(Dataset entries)
☆ ☆ ☆
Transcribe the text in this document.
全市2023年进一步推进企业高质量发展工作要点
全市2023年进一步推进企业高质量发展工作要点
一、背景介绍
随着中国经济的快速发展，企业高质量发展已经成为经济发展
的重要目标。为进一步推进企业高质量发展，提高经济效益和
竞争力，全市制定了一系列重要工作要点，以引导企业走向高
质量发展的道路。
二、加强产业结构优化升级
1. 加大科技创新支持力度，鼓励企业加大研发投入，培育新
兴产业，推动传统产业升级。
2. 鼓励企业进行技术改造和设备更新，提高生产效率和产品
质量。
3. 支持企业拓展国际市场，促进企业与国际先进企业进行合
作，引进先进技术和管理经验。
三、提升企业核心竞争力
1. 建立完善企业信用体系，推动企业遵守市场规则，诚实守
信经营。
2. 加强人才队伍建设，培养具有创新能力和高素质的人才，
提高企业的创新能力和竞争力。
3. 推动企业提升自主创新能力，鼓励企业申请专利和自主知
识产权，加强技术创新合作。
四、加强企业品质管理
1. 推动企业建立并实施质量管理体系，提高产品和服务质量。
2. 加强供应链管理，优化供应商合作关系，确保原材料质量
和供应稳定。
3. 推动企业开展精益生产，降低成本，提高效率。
☆ ☆ ☆
**Direction:** Above are some records; repeat all of them exactly.

**Complete output:**
Transcribe the text in this document.
全市2023年进一步推进企业高质量发展工作要点
全市2023年进一步推进企业高质量发展工作要点
一、背景介绍
随着中国经济的快速发展，企业高质量发展已经成为经济发展
的重要目标。为进一步推进企业高质量发展，提高经济效益和
竞争力，全市制定了一系列重要工作要点，以引导企业走向高
质量发展的道路。
二、加强产业结构优化升级
1. 加大科技创新支持力度，鼓励企业加大研发投入，培育新
兴产业，推动传统产业升级。
2. 鼓励企业进行技术改造和设备更新，提高生产效率和产品
质量。
3. 支持企业拓展国际市场，促进企业与国际先进企业进行合
作，引进先进技术和管理经验。
三、提升企业核心竞争力
1. 建立完善企业信用体系，推动企业遵守市场规则，诚实守
信经营。
2. 加强人才队伍建设，培养具有创新能力和高素质的人才，
提高企业的创新能力和竞争力。
3. 推动企业提升自主创新能力，鼓励企业申请专利和自主知
识产权，加强技术创新合作。
四、加强企业品质管理
1. 推动企业建立并实施质量管理体系，提高产品和服务质量。
2. 加强供应链管理，优化供应商合作关系，确保原材料质量
和供应稳定。
3. 推动企业开展精益生产，降低成本，提高效率。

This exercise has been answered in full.